Listed records —
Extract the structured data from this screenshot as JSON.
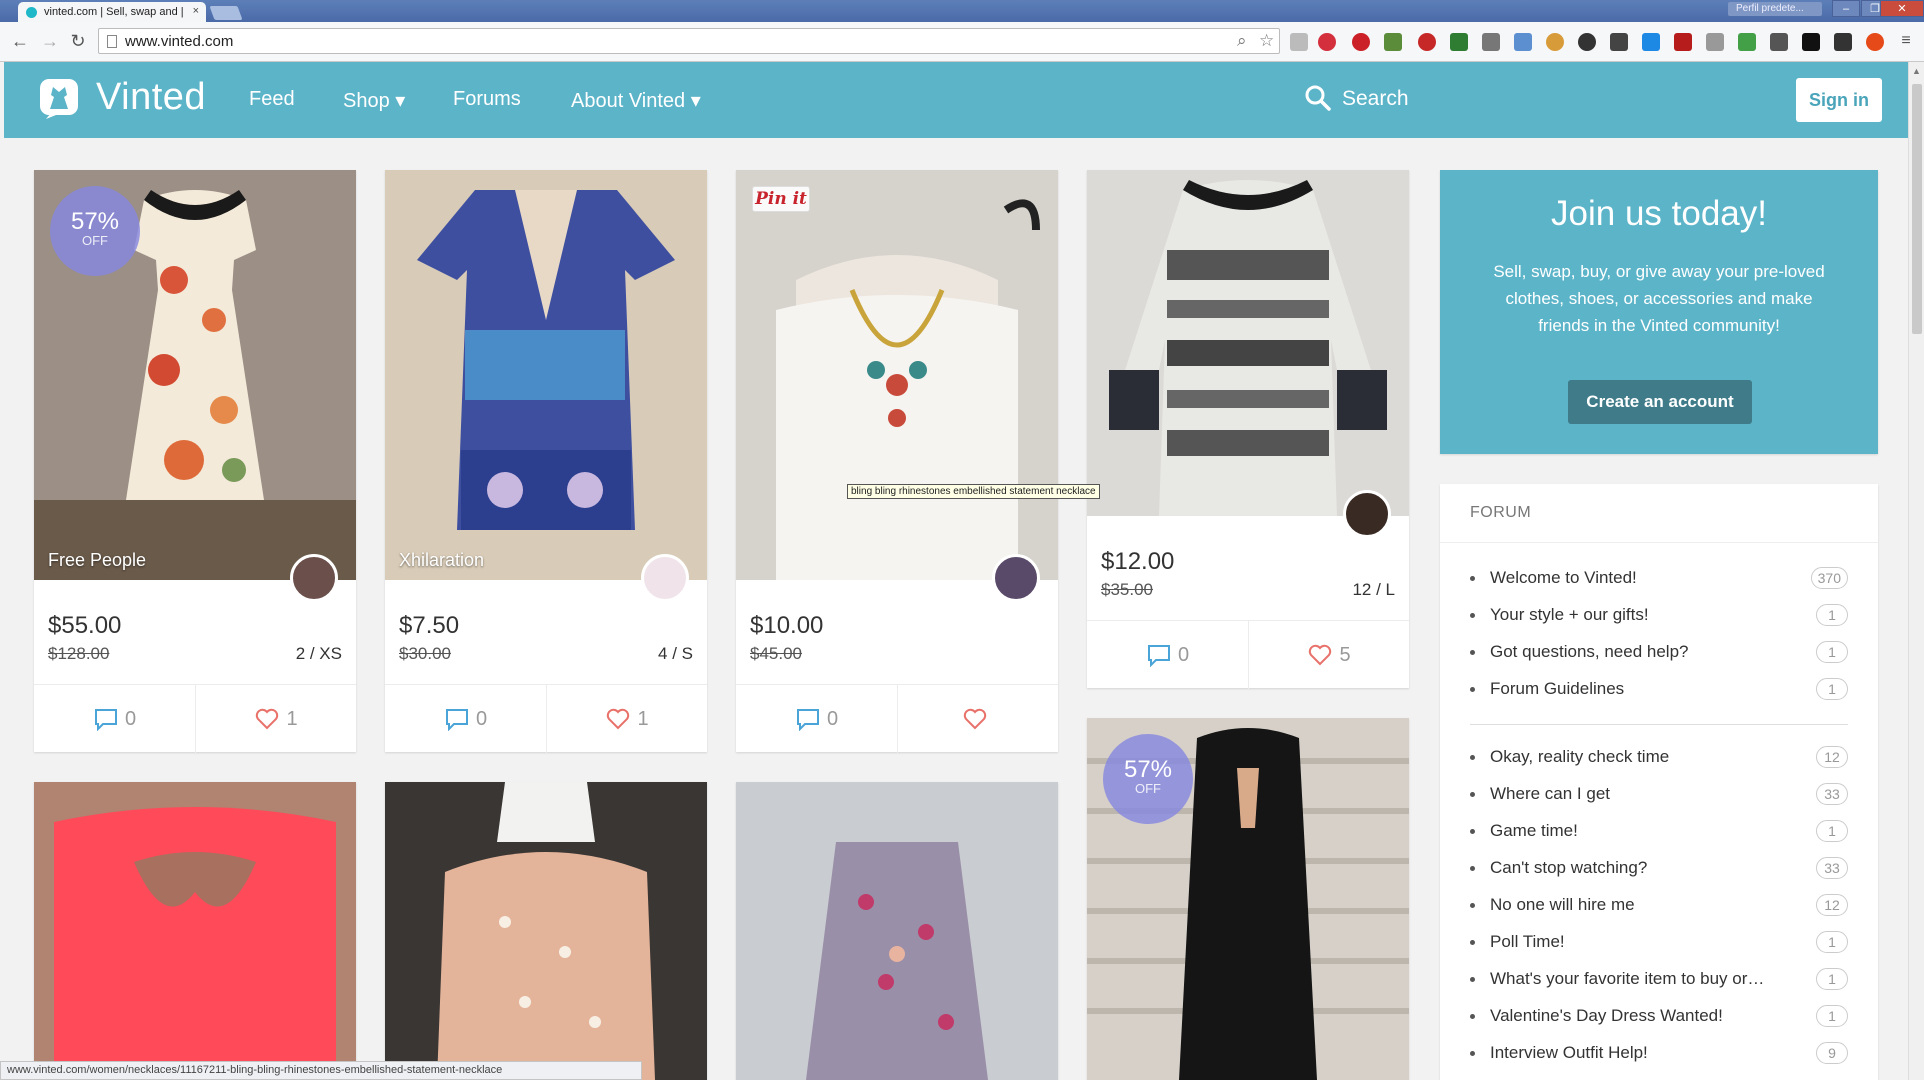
{
  "browser": {
    "tab_title": "vinted.com | Sell, swap and |",
    "tab_close": "×",
    "profile": "Perfil predete...",
    "window_buttons": [
      "–",
      "❐",
      "✕"
    ],
    "url": "www.vinted.com",
    "status_url": "www.vinted.com/women/necklaces/11167211-bling-bling-rhinestones-embellished-statement-necklace"
  },
  "header": {
    "logo": "Vinted",
    "nav": [
      {
        "label": "Feed"
      },
      {
        "label": "Shop ▾"
      },
      {
        "label": "Forums"
      },
      {
        "label": "About Vinted ▾"
      }
    ],
    "search": "Search",
    "sign_in": "Sign in"
  },
  "items": [
    {
      "brand": "Free People",
      "discount": "57%",
      "discount_sub": "OFF",
      "price": "$55.00",
      "old_price": "$128.00",
      "size": "2 / XS",
      "comments": "0",
      "likes": "1"
    },
    {
      "brand": "Xhilaration",
      "price": "$7.50",
      "old_price": "$30.00",
      "size": "4 / S",
      "comments": "0",
      "likes": "1"
    },
    {
      "brand": "",
      "pin": "Pin it",
      "price": "$10.00",
      "old_price": "$45.00",
      "size": "",
      "comments": "0",
      "likes": ""
    },
    {
      "brand": "",
      "price": "$12.00",
      "old_price": "$35.00",
      "size": "12 / L",
      "comments": "0",
      "likes": "5"
    },
    {
      "discount": "57%",
      "discount_sub": "OFF"
    }
  ],
  "tooltip": "bling bling rhinestones embellished statement necklace",
  "sidebar": {
    "join_title": "Join us today!",
    "join_text": "Sell, swap, buy, or give away your pre-loved clothes, shoes, or accessories and make friends in the Vinted community!",
    "join_button": "Create an account",
    "forum_title": "FORUM",
    "forum_pinned": [
      {
        "label": "Welcome to Vinted!",
        "count": "370"
      },
      {
        "label": "Your style + our gifts!",
        "count": "1"
      },
      {
        "label": "Got questions, need help?",
        "count": "1"
      },
      {
        "label": "Forum Guidelines",
        "count": "1"
      }
    ],
    "forum_topics": [
      {
        "label": "Okay, reality check time",
        "count": "12"
      },
      {
        "label": "Where can I get",
        "count": "33"
      },
      {
        "label": "Game time!",
        "count": "1"
      },
      {
        "label": "Can't stop watching?",
        "count": "33"
      },
      {
        "label": "No one will hire me",
        "count": "12"
      },
      {
        "label": "Poll Time!",
        "count": "1"
      },
      {
        "label": "What's your favorite item to buy or…",
        "count": "1"
      },
      {
        "label": "Valentine's Day Dress Wanted!",
        "count": "1"
      },
      {
        "label": "Interview Outfit Help!",
        "count": "9"
      }
    ]
  },
  "colors": {
    "brand_teal": "#5cb4c9",
    "cta_dark": "#3f7b89",
    "discount_badge": "#8688e0",
    "heart": "#e8726a",
    "comment": "#4aa4d8"
  }
}
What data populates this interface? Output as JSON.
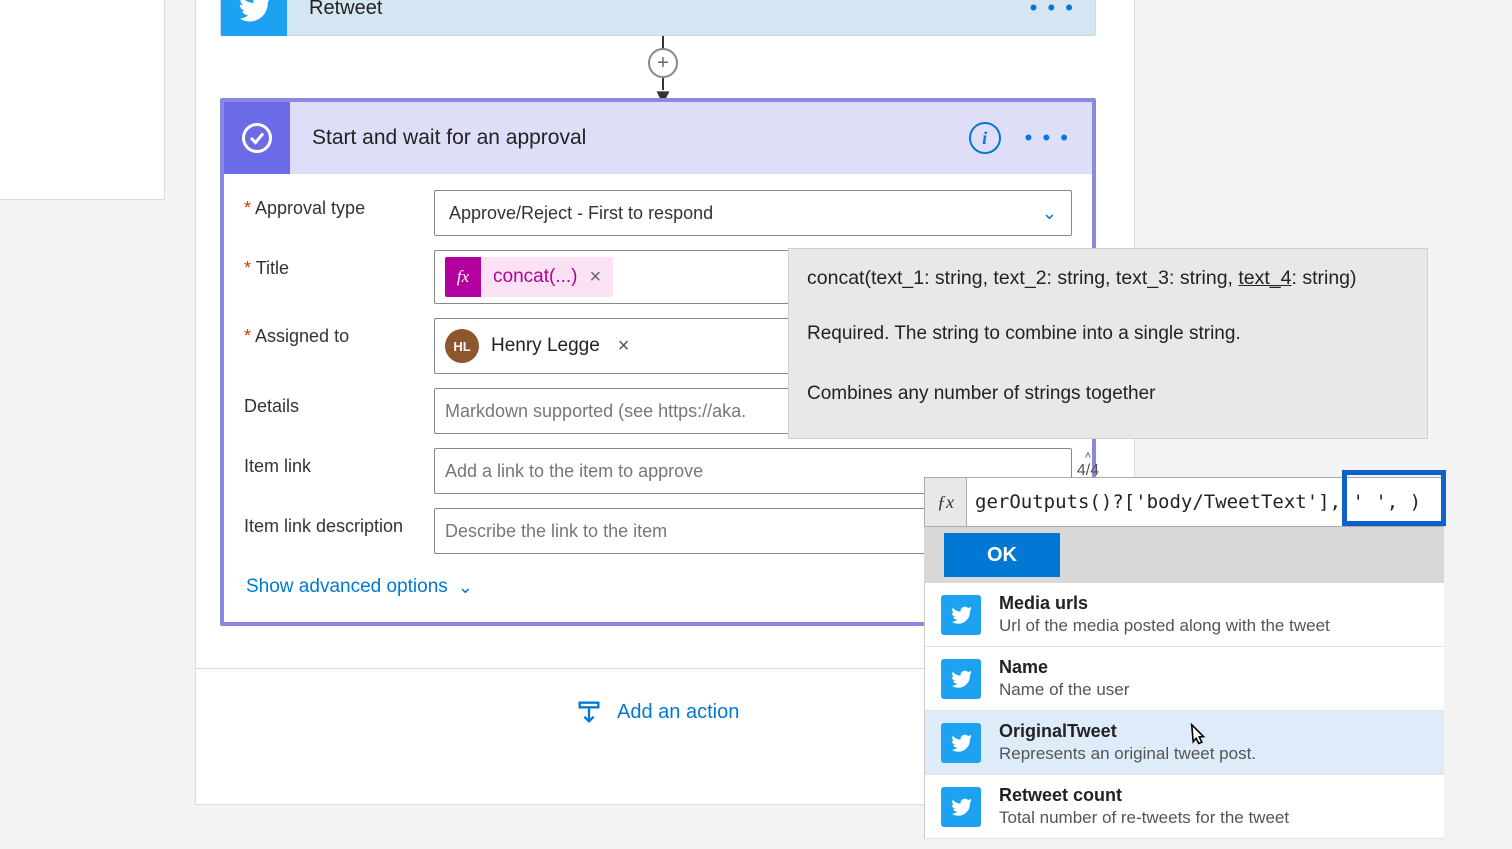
{
  "top_panel_dots": "•  •  •",
  "retweet": {
    "title": "Retweet"
  },
  "approval": {
    "title": "Start and wait for an approval",
    "labels": {
      "approval_type": "Approval type",
      "title": "Title",
      "assigned_to": "Assigned to",
      "details": "Details",
      "item_link": "Item link",
      "item_link_desc": "Item link description"
    },
    "values": {
      "approval_type": "Approve/Reject - First to respond",
      "title_token": "concat(...)",
      "assigned_person": "Henry Legge",
      "assigned_initials": "HL"
    },
    "placeholders": {
      "details": "Markdown supported (see https://aka.",
      "item_link": "Add a link to the item to approve",
      "item_link_desc": "Describe the link to the item"
    },
    "item_link_counter": "4/4",
    "show_advanced": "Show advanced options"
  },
  "add_action": "Add an action",
  "tooltip": {
    "signature_pre": "concat(text_1: string, text_2: string, text_3: string, ",
    "signature_param": "text_4",
    "signature_post": ": string)",
    "desc1": "Required. The string to combine into a single string.",
    "desc2": "Combines any number of strings together"
  },
  "expression": {
    "text": "gerOutputs()?['body/TweetText'], ' ', )",
    "ok": "OK"
  },
  "dynamic": [
    {
      "title": "Media urls",
      "sub": "Url of the media posted along with the tweet"
    },
    {
      "title": "Name",
      "sub": "Name of the user"
    },
    {
      "title": "OriginalTweet",
      "sub": "Represents an original tweet post."
    },
    {
      "title": "Retweet count",
      "sub": "Total number of re-tweets for the tweet"
    }
  ]
}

Stated problem — Without the pictures, write out the whole listing above exactly as it appears.

Output of the exercise —
Extract the structured data from this screenshot as JSON.
{
  "browser": {
    "tab_title": "vinted.com | Sell, swap and |",
    "tab_close": "×",
    "profile": "Perfil predete...",
    "window_buttons": [
      "–",
      "❐",
      "✕"
    ],
    "url": "www.vinted.com",
    "status_url": "www.vinted.com/women/necklaces/11167211-bling-bling-rhinestones-embellished-statement-necklace"
  },
  "header": {
    "logo": "Vinted",
    "nav": [
      {
        "label": "Feed"
      },
      {
        "label": "Shop ▾"
      },
      {
        "label": "Forums"
      },
      {
        "label": "About Vinted ▾"
      }
    ],
    "search": "Search",
    "sign_in": "Sign in"
  },
  "items": [
    {
      "brand": "Free People",
      "discount": "57%",
      "discount_sub": "OFF",
      "price": "$55.00",
      "old_price": "$128.00",
      "size": "2 / XS",
      "comments": "0",
      "likes": "1"
    },
    {
      "brand": "Xhilaration",
      "price": "$7.50",
      "old_price": "$30.00",
      "size": "4 / S",
      "comments": "0",
      "likes": "1"
    },
    {
      "brand": "",
      "pin": "Pin it",
      "price": "$10.00",
      "old_price": "$45.00",
      "size": "",
      "comments": "0",
      "likes": ""
    },
    {
      "brand": "",
      "price": "$12.00",
      "old_price": "$35.00",
      "size": "12 / L",
      "comments": "0",
      "likes": "5"
    },
    {
      "discount": "57%",
      "discount_sub": "OFF"
    }
  ],
  "tooltip": "bling bling rhinestones embellished statement necklace",
  "sidebar": {
    "join_title": "Join us today!",
    "join_text": "Sell, swap, buy, or give away your pre-loved clothes, shoes, or accessories and make friends in the Vinted community!",
    "join_button": "Create an account",
    "forum_title": "FORUM",
    "forum_pinned": [
      {
        "label": "Welcome to Vinted!",
        "count": "370"
      },
      {
        "label": "Your style + our gifts!",
        "count": "1"
      },
      {
        "label": "Got questions, need help?",
        "count": "1"
      },
      {
        "label": "Forum Guidelines",
        "count": "1"
      }
    ],
    "forum_topics": [
      {
        "label": "Okay, reality check time",
        "count": "12"
      },
      {
        "label": "Where can I get",
        "count": "33"
      },
      {
        "label": "Game time!",
        "count": "1"
      },
      {
        "label": "Can't stop watching?",
        "count": "33"
      },
      {
        "label": "No one will hire me",
        "count": "12"
      },
      {
        "label": "Poll Time!",
        "count": "1"
      },
      {
        "label": "What's your favorite item to buy or…",
        "count": "1"
      },
      {
        "label": "Valentine's Day Dress Wanted!",
        "count": "1"
      },
      {
        "label": "Interview Outfit Help!",
        "count": "9"
      }
    ]
  },
  "colors": {
    "brand_teal": "#5cb4c9",
    "cta_dark": "#3f7b89",
    "discount_badge": "#8688e0",
    "heart": "#e8726a",
    "comment": "#4aa4d8"
  }
}
What data populates this interface? Output as JSON.
{
  "top_panel_dots": "•  •  •",
  "retweet": {
    "title": "Retweet"
  },
  "approval": {
    "title": "Start and wait for an approval",
    "labels": {
      "approval_type": "Approval type",
      "title": "Title",
      "assigned_to": "Assigned to",
      "details": "Details",
      "item_link": "Item link",
      "item_link_desc": "Item link description"
    },
    "values": {
      "approval_type": "Approve/Reject - First to respond",
      "title_token": "concat(...)",
      "assigned_person": "Henry Legge",
      "assigned_initials": "HL"
    },
    "placeholders": {
      "details": "Markdown supported (see https://aka.",
      "item_link": "Add a link to the item to approve",
      "item_link_desc": "Describe the link to the item"
    },
    "item_link_counter": "4/4",
    "show_advanced": "Show advanced options"
  },
  "add_action": "Add an action",
  "tooltip": {
    "signature_pre": "concat(text_1: string, text_2: string, text_3: string, ",
    "signature_param": "text_4",
    "signature_post": ": string)",
    "desc1": "Required. The string to combine into a single string.",
    "desc2": "Combines any number of strings together"
  },
  "expression": {
    "text": "gerOutputs()?['body/TweetText'], ' ', )",
    "ok": "OK"
  },
  "dynamic": [
    {
      "title": "Media urls",
      "sub": "Url of the media posted along with the tweet"
    },
    {
      "title": "Name",
      "sub": "Name of the user"
    },
    {
      "title": "OriginalTweet",
      "sub": "Represents an original tweet post."
    },
    {
      "title": "Retweet count",
      "sub": "Total number of re-tweets for the tweet"
    }
  ]
}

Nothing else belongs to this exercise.